Stored records
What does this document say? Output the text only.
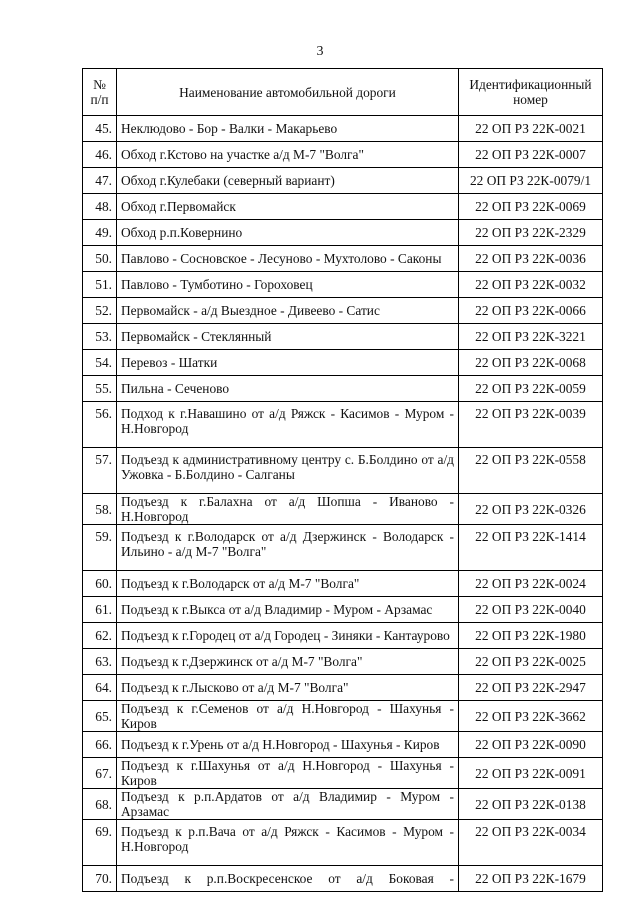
3
№ п/п	Наименование автомобильной дороги	Идентификационный номер
45.	Неклюдово - Бор - Валки - Макарьево	22 ОП РЗ 22К-0021
46.	Обход г.Кстово на участке а/д М-7 "Волга"	22 ОП РЗ 22К-0007
47.	Обход г.Кулебаки (северный вариант)	22 ОП РЗ 22К-0079/1
48.	Обход г.Первомайск	22 ОП РЗ 22К-0069
49.	Обход р.п.Ковернино	22 ОП РЗ 22К-2329
50.	Павлово - Сосновское - Лесуново - Мухтолово - Саконы	22 ОП РЗ 22К-0036
51.	Павлово - Тумботино - Гороховец	22 ОП РЗ 22К-0032
52.	Первомайск - а/д Выездное - Дивеево - Сатис	22 ОП РЗ 22К-0066
53.	Первомайск - Стеклянный	22 ОП РЗ 22К-3221
54.	Перевоз - Шатки	22 ОП РЗ 22К-0068
55.	Пильна - Сеченово	22 ОП РЗ 22К-0059
56.	Подход к г.Навашино от а/д Ряжск - Касимов - Муром - Н.Новгород	22 ОП РЗ 22К-0039
57.	Подъезд к административному центру с. Б.Болдино от а/д Ужовка - Б.Болдино - Салганы	22 ОП РЗ 22К-0558
58.	Подъезд к г.Балахна от а/д Шопша - Иваново - Н.Новгород	22 ОП РЗ 22К-0326
59.	Подъезд к г.Володарск от а/д Дзержинск - Володарск - Ильино - а/д М-7 "Волга"	22 ОП РЗ 22К-1414
60.	Подъезд к г.Володарск от а/д М-7 "Волга"	22 ОП РЗ 22К-0024
61.	Подъезд к г.Выкса от а/д Владимир - Муром - Арзамас	22 ОП РЗ 22К-0040
62.	Подъезд к г.Городец от а/д Городец - Зиняки - Кантаурово	22 ОП РЗ 22К-1980
63.	Подъезд к г.Дзержинск от а/д М-7 "Волга"	22 ОП РЗ 22К-0025
64.	Подъезд к г.Лысково от а/д М-7 "Волга"	22 ОП РЗ 22К-2947
65.	Подъезд к г.Семенов от а/д Н.Новгород - Шахунья - Киров	22 ОП РЗ 22К-3662
66.	Подъезд к г.Урень от а/д Н.Новгород - Шахунья - Киров	22 ОП РЗ 22К-0090
67.	Подъезд к г.Шахунья от а/д Н.Новгород - Шахунья - Киров	22 ОП РЗ 22К-0091
68.	Подъезд к р.п.Ардатов от а/д Владимир - Муром - Арзамас	22 ОП РЗ 22К-0138
69.	Подъезд к р.п.Вача от а/д Ряжск - Касимов - Муром - Н.Новгород	22 ОП РЗ 22К-0034
70.	Подъезд к р.п.Воскресенское от а/д Боковая -	22 ОП РЗ 22К-1679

Exercise description -
Across the records, how many lines contain "Шахунья"? Only the number should be given.

Result for this task -
3